- [Task statement]: Restate the records below word for word.

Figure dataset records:
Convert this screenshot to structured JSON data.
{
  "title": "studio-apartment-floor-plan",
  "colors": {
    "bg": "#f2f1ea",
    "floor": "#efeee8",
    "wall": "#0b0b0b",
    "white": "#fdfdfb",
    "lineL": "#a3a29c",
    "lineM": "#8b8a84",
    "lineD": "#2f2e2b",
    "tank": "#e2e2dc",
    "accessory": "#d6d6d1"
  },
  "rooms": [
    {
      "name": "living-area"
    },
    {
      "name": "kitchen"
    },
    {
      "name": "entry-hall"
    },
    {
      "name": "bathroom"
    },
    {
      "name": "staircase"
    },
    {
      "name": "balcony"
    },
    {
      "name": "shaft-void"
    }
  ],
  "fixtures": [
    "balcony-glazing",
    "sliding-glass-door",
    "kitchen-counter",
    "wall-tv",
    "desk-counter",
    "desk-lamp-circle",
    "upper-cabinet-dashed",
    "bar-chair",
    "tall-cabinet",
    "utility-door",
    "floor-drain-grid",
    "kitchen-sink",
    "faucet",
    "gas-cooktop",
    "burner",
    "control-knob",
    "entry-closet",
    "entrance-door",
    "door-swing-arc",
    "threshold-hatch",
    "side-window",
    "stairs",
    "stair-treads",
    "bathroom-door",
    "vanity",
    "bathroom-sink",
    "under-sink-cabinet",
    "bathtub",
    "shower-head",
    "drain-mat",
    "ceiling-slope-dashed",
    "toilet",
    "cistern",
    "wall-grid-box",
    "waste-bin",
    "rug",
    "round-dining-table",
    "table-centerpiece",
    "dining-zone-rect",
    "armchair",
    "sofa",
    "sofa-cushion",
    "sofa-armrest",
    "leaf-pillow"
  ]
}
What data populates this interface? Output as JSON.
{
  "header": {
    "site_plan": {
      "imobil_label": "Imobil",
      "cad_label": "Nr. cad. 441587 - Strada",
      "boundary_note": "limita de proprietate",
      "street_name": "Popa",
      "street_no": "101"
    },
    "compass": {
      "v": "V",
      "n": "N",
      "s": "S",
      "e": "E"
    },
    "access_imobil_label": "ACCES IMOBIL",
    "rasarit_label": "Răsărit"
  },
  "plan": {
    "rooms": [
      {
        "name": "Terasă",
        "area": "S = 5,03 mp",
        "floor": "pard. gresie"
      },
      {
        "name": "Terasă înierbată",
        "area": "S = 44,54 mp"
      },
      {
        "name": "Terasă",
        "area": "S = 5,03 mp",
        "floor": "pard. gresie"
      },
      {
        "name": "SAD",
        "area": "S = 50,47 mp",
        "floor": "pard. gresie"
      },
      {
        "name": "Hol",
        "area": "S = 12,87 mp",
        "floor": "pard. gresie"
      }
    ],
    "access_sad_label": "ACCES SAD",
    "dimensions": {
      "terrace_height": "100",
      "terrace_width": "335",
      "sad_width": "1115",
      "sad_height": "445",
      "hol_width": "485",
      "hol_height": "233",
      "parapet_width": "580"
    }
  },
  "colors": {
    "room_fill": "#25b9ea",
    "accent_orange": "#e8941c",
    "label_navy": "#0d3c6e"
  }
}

- [Finished task]:
Convert this screenshot to structured JSON data.
{
  "title": "studio-apartment-floor-plan",
  "colors": {
    "bg": "#f2f1ea",
    "floor": "#efeee8",
    "wall": "#0b0b0b",
    "white": "#fdfdfb",
    "lineL": "#a3a29c",
    "lineM": "#8b8a84",
    "lineD": "#2f2e2b",
    "tank": "#e2e2dc",
    "accessory": "#d6d6d1"
  },
  "rooms": [
    {
      "name": "living-area"
    },
    {
      "name": "kitchen"
    },
    {
      "name": "entry-hall"
    },
    {
      "name": "bathroom"
    },
    {
      "name": "staircase"
    },
    {
      "name": "balcony"
    },
    {
      "name": "shaft-void"
    }
  ],
  "fixtures": [
    "balcony-glazing",
    "sliding-glass-door",
    "kitchen-counter",
    "wall-tv",
    "desk-counter",
    "desk-lamp-circle",
    "upper-cabinet-dashed",
    "bar-chair",
    "tall-cabinet",
    "utility-door",
    "floor-drain-grid",
    "kitchen-sink",
    "faucet",
    "gas-cooktop",
    "burner",
    "control-knob",
    "entry-closet",
    "entrance-door",
    "door-swing-arc",
    "threshold-hatch",
    "side-window",
    "stairs",
    "stair-treads",
    "bathroom-door",
    "vanity",
    "bathroom-sink",
    "under-sink-cabinet",
    "bathtub",
    "shower-head",
    "drain-mat",
    "ceiling-slope-dashed",
    "toilet",
    "cistern",
    "wall-grid-box",
    "waste-bin",
    "rug",
    "round-dining-table",
    "table-centerpiece",
    "dining-zone-rect",
    "armchair",
    "sofa",
    "sofa-cushion",
    "sofa-armrest",
    "leaf-pillow"
  ]
}
What data populates this interface? Output as JSON.
{
  "header": {
    "site_plan": {
      "imobil_label": "Imobil",
      "cad_label": "Nr. cad. 441587 - Strada",
      "boundary_note": "limita de proprietate",
      "street_name": "Popa",
      "street_no": "101"
    },
    "compass": {
      "v": "V",
      "n": "N",
      "s": "S",
      "e": "E"
    },
    "access_imobil_label": "ACCES IMOBIL",
    "rasarit_label": "Răsărit"
  },
  "plan": {
    "rooms": [
      {
        "name": "Terasă",
        "area": "S = 5,03 mp",
        "floor": "pard. gresie"
      },
      {
        "name": "Terasă înierbată",
        "area": "S = 44,54 mp"
      },
      {
        "name": "Terasă",
        "area": "S = 5,03 mp",
        "floor": "pard. gresie"
      },
      {
        "name": "SAD",
        "area": "S = 50,47 mp",
        "floor": "pard. gresie"
      },
      {
        "name": "Hol",
        "area": "S = 12,87 mp",
        "floor": "pard. gresie"
      }
    ],
    "access_sad_label": "ACCES SAD",
    "dimensions": {
      "terrace_height": "100",
      "terrace_width": "335",
      "sad_width": "1115",
      "sad_height": "445",
      "hol_width": "485",
      "hol_height": "233",
      "parapet_width": "580"
    }
  },
  "colors": {
    "room_fill": "#25b9ea",
    "accent_orange": "#e8941c",
    "label_navy": "#0d3c6e"
  }
}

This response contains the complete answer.